Collected data
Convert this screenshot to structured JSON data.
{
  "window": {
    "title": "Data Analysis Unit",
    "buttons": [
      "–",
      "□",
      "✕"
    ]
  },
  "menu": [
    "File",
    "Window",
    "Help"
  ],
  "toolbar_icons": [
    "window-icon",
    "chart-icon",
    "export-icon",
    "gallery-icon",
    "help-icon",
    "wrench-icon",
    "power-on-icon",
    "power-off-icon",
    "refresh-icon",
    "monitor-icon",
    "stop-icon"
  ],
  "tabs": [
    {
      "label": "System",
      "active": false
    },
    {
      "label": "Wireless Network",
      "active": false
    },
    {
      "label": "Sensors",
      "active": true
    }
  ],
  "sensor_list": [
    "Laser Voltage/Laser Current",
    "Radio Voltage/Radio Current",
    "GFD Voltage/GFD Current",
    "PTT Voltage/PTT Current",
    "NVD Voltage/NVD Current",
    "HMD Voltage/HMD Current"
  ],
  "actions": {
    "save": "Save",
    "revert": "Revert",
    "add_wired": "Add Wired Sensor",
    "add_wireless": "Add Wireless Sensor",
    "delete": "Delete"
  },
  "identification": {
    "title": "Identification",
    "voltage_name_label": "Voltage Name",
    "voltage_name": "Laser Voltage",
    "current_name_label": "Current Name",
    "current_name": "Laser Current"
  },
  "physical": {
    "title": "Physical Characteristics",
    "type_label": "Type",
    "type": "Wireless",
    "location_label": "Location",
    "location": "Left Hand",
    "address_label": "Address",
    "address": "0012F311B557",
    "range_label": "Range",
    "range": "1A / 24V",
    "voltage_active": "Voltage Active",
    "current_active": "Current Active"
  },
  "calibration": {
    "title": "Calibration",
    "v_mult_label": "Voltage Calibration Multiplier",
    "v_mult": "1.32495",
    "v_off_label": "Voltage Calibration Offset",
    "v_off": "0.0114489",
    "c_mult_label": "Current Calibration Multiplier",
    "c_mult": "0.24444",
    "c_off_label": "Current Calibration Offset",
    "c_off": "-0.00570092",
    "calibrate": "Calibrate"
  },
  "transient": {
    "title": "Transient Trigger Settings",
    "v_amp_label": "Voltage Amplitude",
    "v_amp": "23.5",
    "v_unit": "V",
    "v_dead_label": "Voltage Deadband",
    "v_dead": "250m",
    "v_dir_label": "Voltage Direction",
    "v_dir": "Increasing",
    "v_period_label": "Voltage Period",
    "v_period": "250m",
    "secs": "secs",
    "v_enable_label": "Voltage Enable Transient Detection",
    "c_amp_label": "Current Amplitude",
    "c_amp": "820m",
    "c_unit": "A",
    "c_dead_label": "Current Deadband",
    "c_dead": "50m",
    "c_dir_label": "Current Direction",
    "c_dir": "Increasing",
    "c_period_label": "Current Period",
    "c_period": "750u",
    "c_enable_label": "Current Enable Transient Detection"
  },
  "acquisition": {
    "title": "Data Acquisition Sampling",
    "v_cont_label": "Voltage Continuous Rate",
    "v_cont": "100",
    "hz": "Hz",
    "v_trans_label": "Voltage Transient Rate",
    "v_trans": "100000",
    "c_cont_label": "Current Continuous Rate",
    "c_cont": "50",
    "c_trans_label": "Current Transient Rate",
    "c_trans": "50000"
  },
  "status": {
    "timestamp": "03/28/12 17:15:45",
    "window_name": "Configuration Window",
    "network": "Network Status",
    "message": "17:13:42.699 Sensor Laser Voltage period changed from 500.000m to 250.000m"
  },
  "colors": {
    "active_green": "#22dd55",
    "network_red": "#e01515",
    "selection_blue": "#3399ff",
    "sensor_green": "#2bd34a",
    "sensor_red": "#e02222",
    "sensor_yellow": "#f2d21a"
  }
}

EXERCISE PROMPT: Exactly as shown, repeat every record.

WRITTEN SOLUTION:
Convert this screenshot to structured JSON data.
{
  "window": {
    "title": "Data Analysis Unit",
    "buttons": [
      "–",
      "□",
      "✕"
    ]
  },
  "menu": [
    "File",
    "Window",
    "Help"
  ],
  "toolbar_icons": [
    "window-icon",
    "chart-icon",
    "export-icon",
    "gallery-icon",
    "help-icon",
    "wrench-icon",
    "power-on-icon",
    "power-off-icon",
    "refresh-icon",
    "monitor-icon",
    "stop-icon"
  ],
  "tabs": [
    {
      "label": "System",
      "active": false
    },
    {
      "label": "Wireless Network",
      "active": false
    },
    {
      "label": "Sensors",
      "active": true
    }
  ],
  "sensor_list": [
    "Laser Voltage/Laser Current",
    "Radio Voltage/Radio Current",
    "GFD Voltage/GFD Current",
    "PTT Voltage/PTT Current",
    "NVD Voltage/NVD Current",
    "HMD Voltage/HMD Current"
  ],
  "actions": {
    "save": "Save",
    "revert": "Revert",
    "add_wired": "Add Wired Sensor",
    "add_wireless": "Add Wireless Sensor",
    "delete": "Delete"
  },
  "identification": {
    "title": "Identification",
    "voltage_name_label": "Voltage Name",
    "voltage_name": "Laser Voltage",
    "current_name_label": "Current Name",
    "current_name": "Laser Current"
  },
  "physical": {
    "title": "Physical Characteristics",
    "type_label": "Type",
    "type": "Wireless",
    "location_label": "Location",
    "location": "Left Hand",
    "address_label": "Address",
    "address": "0012F311B557",
    "range_label": "Range",
    "range": "1A / 24V",
    "voltage_active": "Voltage Active",
    "current_active": "Current Active"
  },
  "calibration": {
    "title": "Calibration",
    "v_mult_label": "Voltage Calibration Multiplier",
    "v_mult": "1.32495",
    "v_off_label": "Voltage Calibration Offset",
    "v_off": "0.0114489",
    "c_mult_label": "Current Calibration Multiplier",
    "c_mult": "0.24444",
    "c_off_label": "Current Calibration Offset",
    "c_off": "-0.00570092",
    "calibrate": "Calibrate"
  },
  "transient": {
    "title": "Transient Trigger Settings",
    "v_amp_label": "Voltage Amplitude",
    "v_amp": "23.5",
    "v_unit": "V",
    "v_dead_label": "Voltage Deadband",
    "v_dead": "250m",
    "v_dir_label": "Voltage Direction",
    "v_dir": "Increasing",
    "v_period_label": "Voltage Period",
    "v_period": "250m",
    "secs": "secs",
    "v_enable_label": "Voltage Enable Transient Detection",
    "c_amp_label": "Current Amplitude",
    "c_amp": "820m",
    "c_unit": "A",
    "c_dead_label": "Current Deadband",
    "c_dead": "50m",
    "c_dir_label": "Current Direction",
    "c_dir": "Increasing",
    "c_period_label": "Current Period",
    "c_period": "750u",
    "c_enable_label": "Current Enable Transient Detection"
  },
  "acquisition": {
    "title": "Data Acquisition Sampling",
    "v_cont_label": "Voltage Continuous Rate",
    "v_cont": "100",
    "hz": "Hz",
    "v_trans_label": "Voltage Transient Rate",
    "v_trans": "100000",
    "c_cont_label": "Current Continuous Rate",
    "c_cont": "50",
    "c_trans_label": "Current Transient Rate",
    "c_trans": "50000"
  },
  "status": {
    "timestamp": "03/28/12 17:15:45",
    "window_name": "Configuration Window",
    "network": "Network Status",
    "message": "17:13:42.699 Sensor Laser Voltage period changed from 500.000m to 250.000m"
  },
  "colors": {
    "active_green": "#22dd55",
    "network_red": "#e01515",
    "selection_blue": "#3399ff",
    "sensor_green": "#2bd34a",
    "sensor_red": "#e02222",
    "sensor_yellow": "#f2d21a"
  }
}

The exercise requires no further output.